Start Working data

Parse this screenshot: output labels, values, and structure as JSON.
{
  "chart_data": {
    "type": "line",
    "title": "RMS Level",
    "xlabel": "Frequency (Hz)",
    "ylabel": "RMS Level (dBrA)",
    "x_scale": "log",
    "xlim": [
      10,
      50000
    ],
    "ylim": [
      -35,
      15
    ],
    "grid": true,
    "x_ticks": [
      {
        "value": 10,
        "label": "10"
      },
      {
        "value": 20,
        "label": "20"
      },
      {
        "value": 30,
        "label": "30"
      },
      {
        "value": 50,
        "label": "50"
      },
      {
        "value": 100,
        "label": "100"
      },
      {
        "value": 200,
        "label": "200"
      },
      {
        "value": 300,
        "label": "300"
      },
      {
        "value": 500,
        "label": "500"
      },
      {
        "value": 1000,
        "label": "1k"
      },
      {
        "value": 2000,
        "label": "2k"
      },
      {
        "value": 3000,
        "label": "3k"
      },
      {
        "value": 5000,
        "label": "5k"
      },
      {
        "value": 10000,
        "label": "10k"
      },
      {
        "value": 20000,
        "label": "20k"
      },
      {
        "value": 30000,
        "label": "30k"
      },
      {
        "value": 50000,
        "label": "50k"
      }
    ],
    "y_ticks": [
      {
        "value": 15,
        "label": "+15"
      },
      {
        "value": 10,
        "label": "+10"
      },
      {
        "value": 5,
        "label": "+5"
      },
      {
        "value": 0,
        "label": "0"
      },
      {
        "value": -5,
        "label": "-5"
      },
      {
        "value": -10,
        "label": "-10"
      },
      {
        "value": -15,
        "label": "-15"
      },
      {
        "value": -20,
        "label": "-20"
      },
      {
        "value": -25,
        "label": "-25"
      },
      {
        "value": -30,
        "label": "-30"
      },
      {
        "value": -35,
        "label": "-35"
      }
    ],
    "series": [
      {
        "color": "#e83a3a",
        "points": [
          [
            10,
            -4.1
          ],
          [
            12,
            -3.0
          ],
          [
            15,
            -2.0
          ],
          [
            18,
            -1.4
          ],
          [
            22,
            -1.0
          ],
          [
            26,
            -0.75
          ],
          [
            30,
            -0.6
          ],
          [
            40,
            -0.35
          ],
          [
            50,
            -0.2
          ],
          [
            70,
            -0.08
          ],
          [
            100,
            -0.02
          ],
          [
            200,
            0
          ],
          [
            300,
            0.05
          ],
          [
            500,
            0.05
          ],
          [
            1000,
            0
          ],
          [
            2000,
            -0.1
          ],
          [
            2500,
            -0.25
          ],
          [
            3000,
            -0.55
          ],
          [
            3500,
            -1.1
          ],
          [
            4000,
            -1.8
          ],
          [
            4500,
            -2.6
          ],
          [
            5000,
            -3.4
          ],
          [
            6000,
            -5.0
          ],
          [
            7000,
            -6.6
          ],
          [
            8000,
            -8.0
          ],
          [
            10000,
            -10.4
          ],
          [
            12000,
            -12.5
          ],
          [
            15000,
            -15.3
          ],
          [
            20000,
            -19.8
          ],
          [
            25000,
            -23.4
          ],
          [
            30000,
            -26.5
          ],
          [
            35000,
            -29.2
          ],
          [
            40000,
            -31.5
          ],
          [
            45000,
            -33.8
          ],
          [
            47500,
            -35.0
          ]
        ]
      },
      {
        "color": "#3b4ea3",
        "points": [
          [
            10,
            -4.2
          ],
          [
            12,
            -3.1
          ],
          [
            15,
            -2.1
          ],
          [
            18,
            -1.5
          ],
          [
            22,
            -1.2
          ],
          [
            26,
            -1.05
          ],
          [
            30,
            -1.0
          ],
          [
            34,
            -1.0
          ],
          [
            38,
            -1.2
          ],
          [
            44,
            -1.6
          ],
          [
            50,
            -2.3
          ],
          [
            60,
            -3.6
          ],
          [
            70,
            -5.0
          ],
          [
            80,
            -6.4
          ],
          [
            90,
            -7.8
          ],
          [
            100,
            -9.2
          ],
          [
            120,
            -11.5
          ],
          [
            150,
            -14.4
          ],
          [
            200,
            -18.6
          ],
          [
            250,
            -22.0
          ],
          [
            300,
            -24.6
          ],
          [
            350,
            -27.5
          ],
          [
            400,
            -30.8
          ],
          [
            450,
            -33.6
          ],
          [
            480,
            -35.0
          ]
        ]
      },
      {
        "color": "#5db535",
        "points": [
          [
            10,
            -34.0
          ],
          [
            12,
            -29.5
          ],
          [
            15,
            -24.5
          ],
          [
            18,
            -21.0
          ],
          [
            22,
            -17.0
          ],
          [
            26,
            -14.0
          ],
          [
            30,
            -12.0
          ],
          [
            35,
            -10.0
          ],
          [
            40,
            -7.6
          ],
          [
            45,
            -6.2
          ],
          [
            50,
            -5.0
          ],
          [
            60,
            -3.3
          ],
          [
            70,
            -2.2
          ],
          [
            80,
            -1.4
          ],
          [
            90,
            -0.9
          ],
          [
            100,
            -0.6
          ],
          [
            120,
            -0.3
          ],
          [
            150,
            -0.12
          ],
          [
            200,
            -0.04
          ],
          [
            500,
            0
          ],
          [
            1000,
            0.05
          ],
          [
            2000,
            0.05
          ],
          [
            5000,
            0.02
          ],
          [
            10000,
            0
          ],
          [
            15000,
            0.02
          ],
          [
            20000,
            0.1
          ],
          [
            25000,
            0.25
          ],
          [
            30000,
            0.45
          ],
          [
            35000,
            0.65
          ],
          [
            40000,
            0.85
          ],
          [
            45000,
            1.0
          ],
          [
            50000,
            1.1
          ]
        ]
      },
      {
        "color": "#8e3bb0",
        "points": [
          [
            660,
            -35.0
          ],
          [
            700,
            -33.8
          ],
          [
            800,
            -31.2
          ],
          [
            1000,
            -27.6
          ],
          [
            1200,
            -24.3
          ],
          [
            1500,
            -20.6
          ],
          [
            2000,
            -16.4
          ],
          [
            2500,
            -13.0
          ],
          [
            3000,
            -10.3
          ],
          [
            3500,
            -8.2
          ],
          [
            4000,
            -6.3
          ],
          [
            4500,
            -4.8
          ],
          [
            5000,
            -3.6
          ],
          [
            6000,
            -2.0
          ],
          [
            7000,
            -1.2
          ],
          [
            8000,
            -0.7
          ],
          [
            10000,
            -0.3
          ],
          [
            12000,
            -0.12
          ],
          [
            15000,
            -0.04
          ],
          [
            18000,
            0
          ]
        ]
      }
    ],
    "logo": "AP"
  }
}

End Working data

What the exercise asks:
Scan the records above for the string "color", then report every line that contains it.

Solution to this task:
        "color": "#e83a3a",
        "color": "#3b4ea3",
        "color": "#5db535",
        "color": "#8e3bb0",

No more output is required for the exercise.